What you have to do. Leaving out the pictures, please retype each record exactly.

⁂

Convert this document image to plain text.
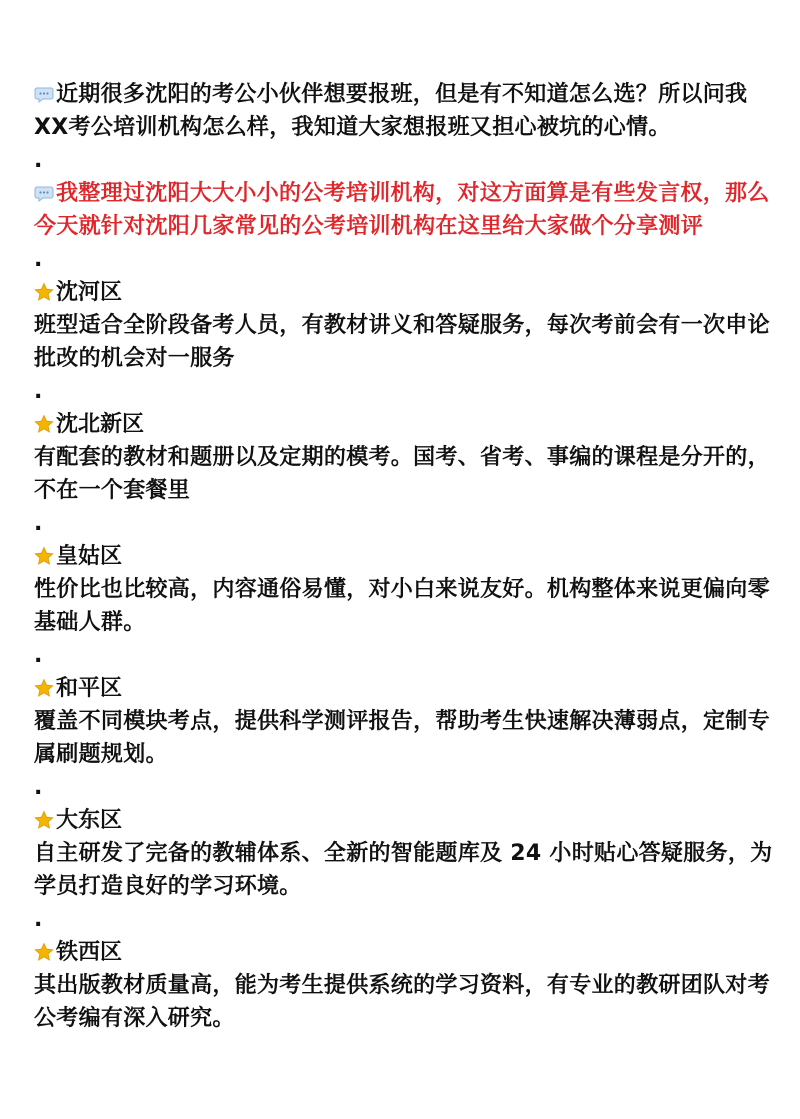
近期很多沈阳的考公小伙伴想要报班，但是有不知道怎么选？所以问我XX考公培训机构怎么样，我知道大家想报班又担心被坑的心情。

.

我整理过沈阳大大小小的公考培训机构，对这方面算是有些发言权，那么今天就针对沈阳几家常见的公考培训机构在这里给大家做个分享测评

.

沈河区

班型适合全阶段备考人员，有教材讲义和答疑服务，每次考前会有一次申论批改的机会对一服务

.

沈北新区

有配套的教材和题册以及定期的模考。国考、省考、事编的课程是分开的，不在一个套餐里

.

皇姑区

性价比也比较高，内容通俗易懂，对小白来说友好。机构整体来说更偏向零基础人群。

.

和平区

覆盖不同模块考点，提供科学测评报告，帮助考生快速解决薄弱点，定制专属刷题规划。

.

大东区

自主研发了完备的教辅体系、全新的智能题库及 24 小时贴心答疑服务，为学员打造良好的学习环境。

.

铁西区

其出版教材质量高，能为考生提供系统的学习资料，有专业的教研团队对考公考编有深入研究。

⁂

Written reply.
Convert this document image to plain text.
近期很多沈阳的考公小伙伴想要报班，但是有不知道怎么选？所以问我XX考公培训机构怎么样，我知道大家想报班又担心被坑的心情。

.

我整理过沈阳大大小小的公考培训机构，对这方面算是有些发言权，那么今天就针对沈阳几家常见的公考培训机构在这里给大家做个分享测评

.

沈河区

班型适合全阶段备考人员，有教材讲义和答疑服务，每次考前会有一次申论批改的机会对一服务

.

沈北新区

有配套的教材和题册以及定期的模考。国考、省考、事编的课程是分开的，不在一个套餐里

.

皇姑区

性价比也比较高，内容通俗易懂，对小白来说友好。机构整体来说更偏向零基础人群。

.

和平区

覆盖不同模块考点，提供科学测评报告，帮助考生快速解决薄弱点，定制专属刷题规划。

.

大东区

自主研发了完备的教辅体系、全新的智能题库及 24 小时贴心答疑服务，为学员打造良好的学习环境。

.

铁西区

其出版教材质量高，能为考生提供系统的学习资料，有专业的教研团队对考公考编有深入研究。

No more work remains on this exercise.